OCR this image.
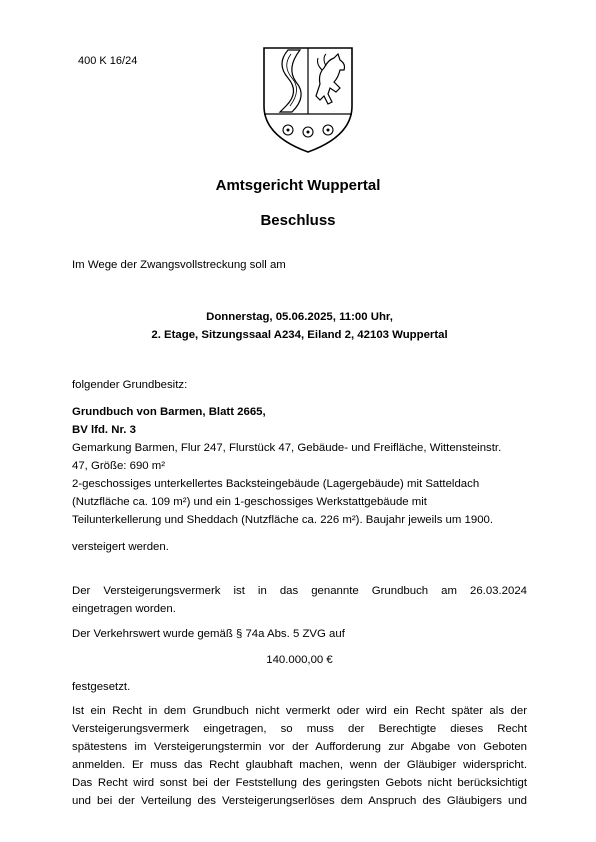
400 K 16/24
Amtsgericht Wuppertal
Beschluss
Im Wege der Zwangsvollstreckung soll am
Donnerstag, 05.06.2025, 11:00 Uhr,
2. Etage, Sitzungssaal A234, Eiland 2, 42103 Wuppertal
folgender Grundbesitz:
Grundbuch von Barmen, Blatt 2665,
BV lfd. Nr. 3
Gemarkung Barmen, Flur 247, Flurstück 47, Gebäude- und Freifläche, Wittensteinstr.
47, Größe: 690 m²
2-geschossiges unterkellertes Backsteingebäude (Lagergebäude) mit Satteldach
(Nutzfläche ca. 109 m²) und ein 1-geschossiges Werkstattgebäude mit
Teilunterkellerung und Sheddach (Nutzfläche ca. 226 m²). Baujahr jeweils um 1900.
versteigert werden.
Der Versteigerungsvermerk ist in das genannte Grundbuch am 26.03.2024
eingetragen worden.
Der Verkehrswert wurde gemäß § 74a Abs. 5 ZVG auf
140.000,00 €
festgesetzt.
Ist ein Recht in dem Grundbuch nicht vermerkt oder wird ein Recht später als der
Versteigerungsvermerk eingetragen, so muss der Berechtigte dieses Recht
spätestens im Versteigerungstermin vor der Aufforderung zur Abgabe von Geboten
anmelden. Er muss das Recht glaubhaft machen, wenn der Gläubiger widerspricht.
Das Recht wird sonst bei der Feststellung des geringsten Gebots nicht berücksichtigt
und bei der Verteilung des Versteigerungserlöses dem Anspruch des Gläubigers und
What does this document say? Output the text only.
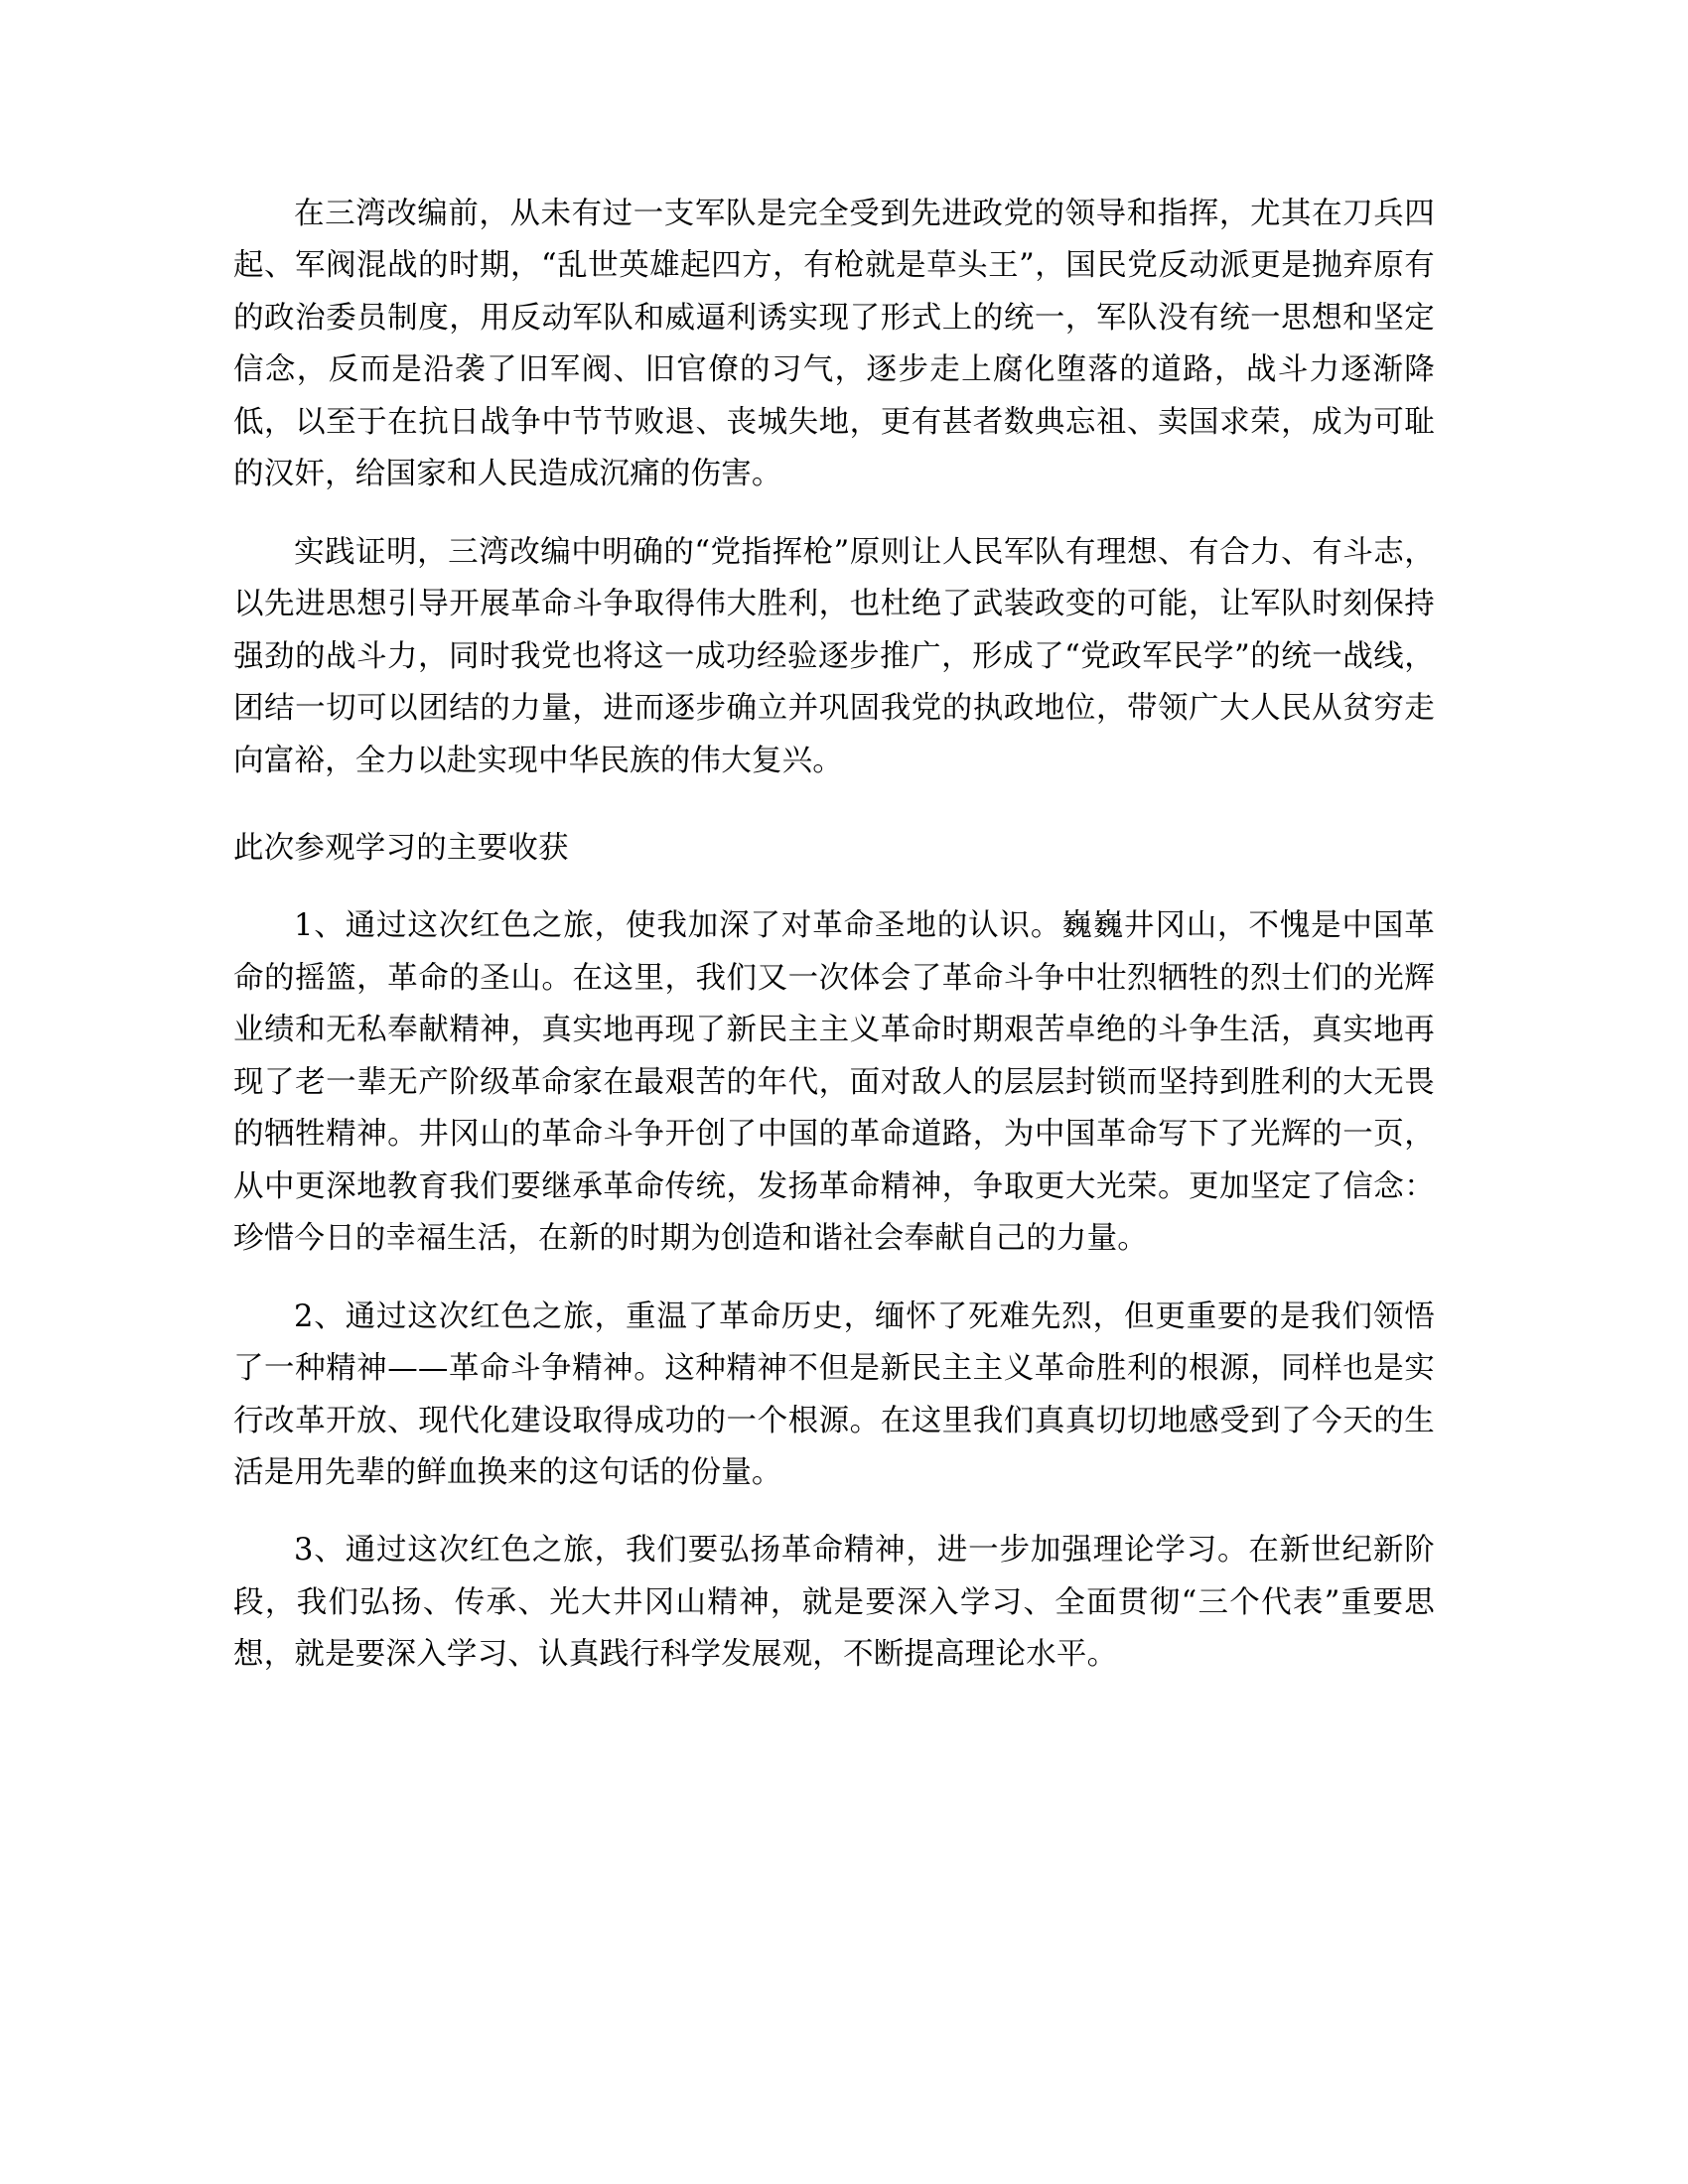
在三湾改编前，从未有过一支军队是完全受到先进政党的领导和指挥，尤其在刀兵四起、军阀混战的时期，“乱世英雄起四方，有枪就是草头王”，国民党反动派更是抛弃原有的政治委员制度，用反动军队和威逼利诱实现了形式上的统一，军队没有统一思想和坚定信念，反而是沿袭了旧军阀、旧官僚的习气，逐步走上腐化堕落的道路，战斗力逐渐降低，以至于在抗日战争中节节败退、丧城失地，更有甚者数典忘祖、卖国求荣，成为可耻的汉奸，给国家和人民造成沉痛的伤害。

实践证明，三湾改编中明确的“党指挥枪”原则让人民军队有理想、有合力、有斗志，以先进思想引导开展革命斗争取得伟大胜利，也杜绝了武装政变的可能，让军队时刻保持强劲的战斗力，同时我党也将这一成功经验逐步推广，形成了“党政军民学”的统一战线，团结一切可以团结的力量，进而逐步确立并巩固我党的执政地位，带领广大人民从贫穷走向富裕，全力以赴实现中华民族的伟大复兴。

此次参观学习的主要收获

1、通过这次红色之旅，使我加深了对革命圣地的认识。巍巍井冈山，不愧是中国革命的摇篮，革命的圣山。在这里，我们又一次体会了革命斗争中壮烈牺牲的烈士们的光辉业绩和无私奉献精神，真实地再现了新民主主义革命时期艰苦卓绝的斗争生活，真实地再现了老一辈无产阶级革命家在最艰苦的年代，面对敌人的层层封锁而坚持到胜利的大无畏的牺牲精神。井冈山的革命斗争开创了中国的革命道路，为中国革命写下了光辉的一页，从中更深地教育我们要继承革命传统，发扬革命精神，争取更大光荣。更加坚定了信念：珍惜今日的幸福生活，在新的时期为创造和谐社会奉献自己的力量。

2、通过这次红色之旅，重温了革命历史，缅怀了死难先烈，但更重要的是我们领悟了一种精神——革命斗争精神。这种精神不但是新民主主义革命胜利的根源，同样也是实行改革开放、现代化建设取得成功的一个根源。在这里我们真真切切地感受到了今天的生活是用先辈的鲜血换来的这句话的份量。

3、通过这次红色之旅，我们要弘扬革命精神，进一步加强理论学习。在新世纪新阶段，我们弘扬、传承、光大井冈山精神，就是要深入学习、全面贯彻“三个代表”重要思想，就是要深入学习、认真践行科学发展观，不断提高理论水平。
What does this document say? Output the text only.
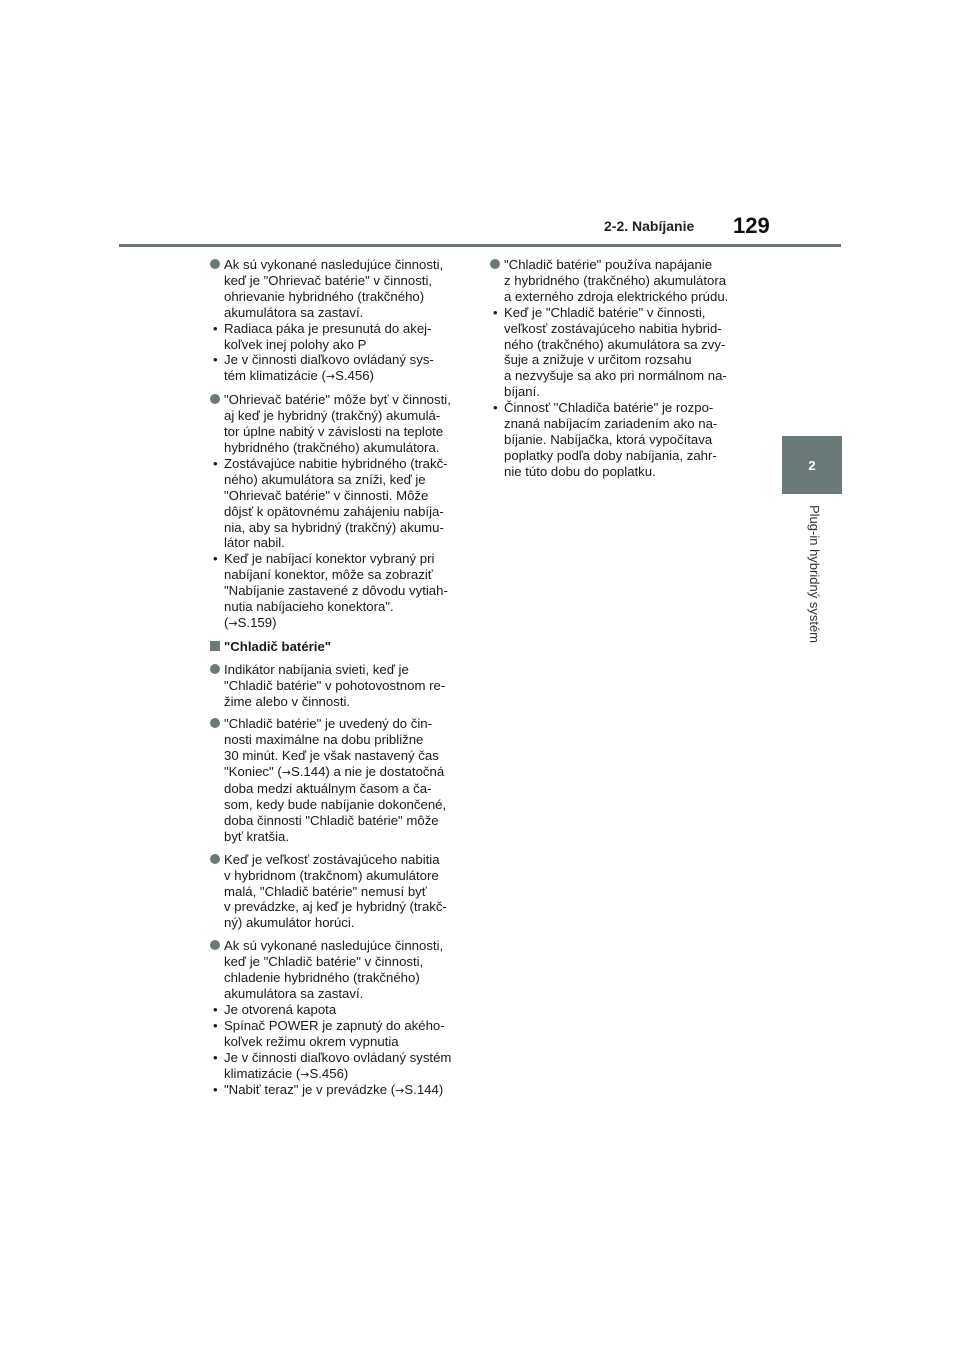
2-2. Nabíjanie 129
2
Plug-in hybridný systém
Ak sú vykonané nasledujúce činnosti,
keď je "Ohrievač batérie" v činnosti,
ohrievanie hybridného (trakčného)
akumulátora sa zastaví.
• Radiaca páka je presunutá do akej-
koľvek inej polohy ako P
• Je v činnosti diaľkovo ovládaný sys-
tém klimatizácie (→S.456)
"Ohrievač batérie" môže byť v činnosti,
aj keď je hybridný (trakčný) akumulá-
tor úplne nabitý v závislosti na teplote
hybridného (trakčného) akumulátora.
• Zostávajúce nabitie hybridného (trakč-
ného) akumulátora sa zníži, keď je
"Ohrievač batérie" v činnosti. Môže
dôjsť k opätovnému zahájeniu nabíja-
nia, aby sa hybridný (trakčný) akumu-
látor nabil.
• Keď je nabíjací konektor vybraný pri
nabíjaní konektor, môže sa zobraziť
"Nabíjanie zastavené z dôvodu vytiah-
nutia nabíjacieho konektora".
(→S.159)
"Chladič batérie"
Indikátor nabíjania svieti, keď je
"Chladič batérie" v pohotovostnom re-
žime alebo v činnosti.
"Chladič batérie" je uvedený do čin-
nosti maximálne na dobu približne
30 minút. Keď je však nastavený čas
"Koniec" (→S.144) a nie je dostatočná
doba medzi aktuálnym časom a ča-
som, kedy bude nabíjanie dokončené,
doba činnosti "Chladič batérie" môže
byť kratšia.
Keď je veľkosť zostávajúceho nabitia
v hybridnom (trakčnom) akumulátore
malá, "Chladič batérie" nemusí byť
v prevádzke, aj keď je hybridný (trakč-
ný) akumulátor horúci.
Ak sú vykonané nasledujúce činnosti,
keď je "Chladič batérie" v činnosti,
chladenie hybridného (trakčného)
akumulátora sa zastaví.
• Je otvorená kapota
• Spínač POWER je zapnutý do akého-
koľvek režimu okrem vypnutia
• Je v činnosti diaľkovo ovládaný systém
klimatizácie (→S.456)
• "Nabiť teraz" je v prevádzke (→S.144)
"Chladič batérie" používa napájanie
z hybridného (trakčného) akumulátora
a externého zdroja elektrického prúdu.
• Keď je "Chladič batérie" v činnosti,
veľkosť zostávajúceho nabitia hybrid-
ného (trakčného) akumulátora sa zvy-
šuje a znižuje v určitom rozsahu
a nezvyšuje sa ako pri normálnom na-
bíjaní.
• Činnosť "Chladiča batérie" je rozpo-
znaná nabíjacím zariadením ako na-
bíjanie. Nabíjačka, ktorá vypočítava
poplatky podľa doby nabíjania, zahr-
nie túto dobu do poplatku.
::::::
• [Work to complete]: Repeat the data exactly, without the pictures.

• [Result for this exercise]:
OCR this image.
400 K 16/24
Amtsgericht Wuppertal
Beschluss
Im Wege der Zwangsvollstreckung soll am
Donnerstag, 05.06.2025, 11:00 Uhr,
2. Etage, Sitzungssaal A234, Eiland 2, 42103 Wuppertal
folgender Grundbesitz:
Grundbuch von Barmen, Blatt 2665,
BV lfd. Nr. 3
Gemarkung Barmen, Flur 247, Flurstück 47, Gebäude- und Freifläche, Wittensteinstr.
47, Größe: 690 m²
2-geschossiges unterkellertes Backsteingebäude (Lagergebäude) mit Satteldach
(Nutzfläche ca. 109 m²) und ein 1-geschossiges Werkstattgebäude mit
Teilunterkellerung und Sheddach (Nutzfläche ca. 226 m²). Baujahr jeweils um 1900.
versteigert werden.
Der Versteigerungsvermerk ist in das genannte Grundbuch am 26.03.2024
eingetragen worden.
Der Verkehrswert wurde gemäß § 74a Abs. 5 ZVG auf
140.000,00 €
festgesetzt.
Ist ein Recht in dem Grundbuch nicht vermerkt oder wird ein Recht später als der
Versteigerungsvermerk eingetragen, so muss der Berechtigte dieses Recht
spätestens im Versteigerungstermin vor der Aufforderung zur Abgabe von Geboten
anmelden. Er muss das Recht glaubhaft machen, wenn der Gläubiger widerspricht.
Das Recht wird sonst bei der Feststellung des geringsten Gebots nicht berücksichtigt
und bei der Verteilung des Versteigerungserlöses dem Anspruch des Gläubigers und
What does this document say? Output the text only.
在三湾改编前，从未有过一支军队是完全受到先进政党的领导和指挥，尤其在刀兵四起、军阀混战的时期，“乱世英雄起四方，有枪就是草头王”，国民党反动派更是抛弃原有的政治委员制度，用反动军队和威逼利诱实现了形式上的统一，军队没有统一思想和坚定信念，反而是沿袭了旧军阀、旧官僚的习气，逐步走上腐化堕落的道路，战斗力逐渐降低，以至于在抗日战争中节节败退、丧城失地，更有甚者数典忘祖、卖国求荣，成为可耻的汉奸，给国家和人民造成沉痛的伤害。

实践证明，三湾改编中明确的“党指挥枪”原则让人民军队有理想、有合力、有斗志，以先进思想引导开展革命斗争取得伟大胜利，也杜绝了武装政变的可能，让军队时刻保持强劲的战斗力，同时我党也将这一成功经验逐步推广，形成了“党政军民学”的统一战线，团结一切可以团结的力量，进而逐步确立并巩固我党的执政地位，带领广大人民从贫穷走向富裕，全力以赴实现中华民族的伟大复兴。

此次参观学习的主要收获

1、通过这次红色之旅，使我加深了对革命圣地的认识。巍巍井冈山，不愧是中国革命的摇篮，革命的圣山。在这里，我们又一次体会了革命斗争中壮烈牺牲的烈士们的光辉业绩和无私奉献精神，真实地再现了新民主主义革命时期艰苦卓绝的斗争生活，真实地再现了老一辈无产阶级革命家在最艰苦的年代，面对敌人的层层封锁而坚持到胜利的大无畏的牺牲精神。井冈山的革命斗争开创了中国的革命道路，为中国革命写下了光辉的一页，从中更深地教育我们要继承革命传统，发扬革命精神，争取更大光荣。更加坚定了信念：珍惜今日的幸福生活，在新的时期为创造和谐社会奉献自己的力量。

2、通过这次红色之旅，重温了革命历史，缅怀了死难先烈，但更重要的是我们领悟了一种精神——革命斗争精神。这种精神不但是新民主主义革命胜利的根源，同样也是实行改革开放、现代化建设取得成功的一个根源。在这里我们真真切切地感受到了今天的生活是用先辈的鲜血换来的这句话的份量。

3、通过这次红色之旅，我们要弘扬革命精神，进一步加强理论学习。在新世纪新阶段，我们弘扬、传承、光大井冈山精神，就是要深入学习、全面贯彻“三个代表”重要思想，就是要深入学习、认真践行科学发展观，不断提高理论水平。
What does this document say? Output the text only.
2-2. Nabíjanie 129
2
Plug-in hybridný systém
Ak sú vykonané nasledujúce činnosti,
keď je "Ohrievač batérie" v činnosti,
ohrievanie hybridného (trakčného)
akumulátora sa zastaví.
• Radiaca páka je presunutá do akej-
koľvek inej polohy ako P
• Je v činnosti diaľkovo ovládaný sys-
tém klimatizácie (→S.456)
"Ohrievač batérie" môže byť v činnosti,
aj keď je hybridný (trakčný) akumulá-
tor úplne nabitý v závislosti na teplote
hybridného (trakčného) akumulátora.
• Zostávajúce nabitie hybridného (trakč-
ného) akumulátora sa zníži, keď je
"Ohrievač batérie" v činnosti. Môže
dôjsť k opätovnému zahájeniu nabíja-
nia, aby sa hybridný (trakčný) akumu-
látor nabil.
• Keď je nabíjací konektor vybraný pri
nabíjaní konektor, môže sa zobraziť
"Nabíjanie zastavené z dôvodu vytiah-
nutia nabíjacieho konektora".
(→S.159)
"Chladič batérie"
Indikátor nabíjania svieti, keď je
"Chladič batérie" v pohotovostnom re-
žime alebo v činnosti.
"Chladič batérie" je uvedený do čin-
nosti maximálne na dobu približne
30 minút. Keď je však nastavený čas
"Koniec" (→S.144) a nie je dostatočná
doba medzi aktuálnym časom a ča-
som, kedy bude nabíjanie dokončené,
doba činnosti "Chladič batérie" môže
byť kratšia.
Keď je veľkosť zostávajúceho nabitia
v hybridnom (trakčnom) akumulátore
malá, "Chladič batérie" nemusí byť
v prevádzke, aj keď je hybridný (trakč-
ný) akumulátor horúci.
Ak sú vykonané nasledujúce činnosti,
keď je "Chladič batérie" v činnosti,
chladenie hybridného (trakčného)
akumulátora sa zastaví.
• Je otvorená kapota
• Spínač POWER je zapnutý do akého-
koľvek režimu okrem vypnutia
• Je v činnosti diaľkovo ovládaný systém
klimatizácie (→S.456)
• "Nabiť teraz" je v prevádzke (→S.144)
"Chladič batérie" používa napájanie
z hybridného (trakčného) akumulátora
a externého zdroja elektrického prúdu.
• Keď je "Chladič batérie" v činnosti,
veľkosť zostávajúceho nabitia hybrid-
ného (trakčného) akumulátora sa zvy-
šuje a znižuje v určitom rozsahu
a nezvyšuje sa ako pri normálnom na-
bíjaní.
• Činnosť "Chladiča batérie" je rozpo-
znaná nabíjacím zariadením ako na-
bíjanie. Nabíjačka, ktorá vypočítava
poplatky podľa doby nabíjania, zahr-
nie túto dobu do poplatku.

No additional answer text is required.